Selection
[Start]

When
someone takes you on a long intellectual journey with such ease and
versatility as Richard David Precht, then it’s an absolute pleasure to
accompany him.
Not
only that, it’s a real achievement that has been rewarded with 700,000
readers in 16 languages. This German bestseller is not exactly based on
the stuff you would think dreams are made of: philosophy.
Richard David Precht has written the most successful non-fiction book on philosophy ever published in Germany. The bestseller Who Am I – And If So, How Many? has already been translated into 16 languages and earned much praise from critics.
Precht acts as your travel guide helping you overcome the otherwise
unwieldy obstacles presented by Kant, Wittgenstein & Co. as he takes
you on his mentally stimulating world trip. He has the gift of
presenting philosophy in a popular idiom, served in concise yet
substantial portions, and able to satisfy the appetites of readers who
don’t happen to spend their professional lives in that proverbial ivory
tower, but nevertheless occasionally ask themselves where they really
come from, where they’re going and what it all means anyway.

[End]

Listing
[Start]

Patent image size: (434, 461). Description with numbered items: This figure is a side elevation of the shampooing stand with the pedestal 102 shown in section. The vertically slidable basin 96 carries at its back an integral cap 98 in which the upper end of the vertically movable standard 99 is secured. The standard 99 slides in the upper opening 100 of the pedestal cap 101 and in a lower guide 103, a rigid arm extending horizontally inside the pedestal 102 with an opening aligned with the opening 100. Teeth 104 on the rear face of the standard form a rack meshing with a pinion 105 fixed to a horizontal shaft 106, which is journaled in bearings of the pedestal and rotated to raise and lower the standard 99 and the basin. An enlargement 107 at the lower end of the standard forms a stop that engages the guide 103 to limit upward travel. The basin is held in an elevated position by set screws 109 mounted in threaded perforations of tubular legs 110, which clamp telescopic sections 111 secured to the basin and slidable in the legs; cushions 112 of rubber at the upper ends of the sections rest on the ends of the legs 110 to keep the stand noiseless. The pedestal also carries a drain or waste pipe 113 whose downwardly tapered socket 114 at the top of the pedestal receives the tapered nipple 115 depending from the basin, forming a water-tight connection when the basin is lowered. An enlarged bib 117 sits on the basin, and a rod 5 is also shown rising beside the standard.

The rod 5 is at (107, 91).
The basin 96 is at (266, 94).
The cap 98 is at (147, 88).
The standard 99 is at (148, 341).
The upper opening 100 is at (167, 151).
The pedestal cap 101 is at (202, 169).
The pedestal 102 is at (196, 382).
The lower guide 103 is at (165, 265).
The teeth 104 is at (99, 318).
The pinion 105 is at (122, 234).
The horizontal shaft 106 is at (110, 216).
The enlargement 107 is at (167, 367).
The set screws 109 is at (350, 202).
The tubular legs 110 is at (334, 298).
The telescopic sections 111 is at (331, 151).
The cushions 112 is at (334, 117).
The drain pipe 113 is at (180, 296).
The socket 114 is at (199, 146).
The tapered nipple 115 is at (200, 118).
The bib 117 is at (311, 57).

[End]

Task requirements
a) Condense the paragraph of the Precht review that begins "Precht acts as your travel guide" into two sentences, keeping its main facts.
b) According to the Precht review, what do readers outside the ivory tower occasionally ask themselves? List each one.

Results
a) Precht guides readers past the difficult ideas of Kant, Wittgenstein and others on a stimulating tour of philosophy. He presents the subject in popular language and in short but substantial portions, suited to readers outside academia who still sometimes wonder where they come from, where they are going and what it all means.

b)
- Where they really come from
- Where they're going
- What it all means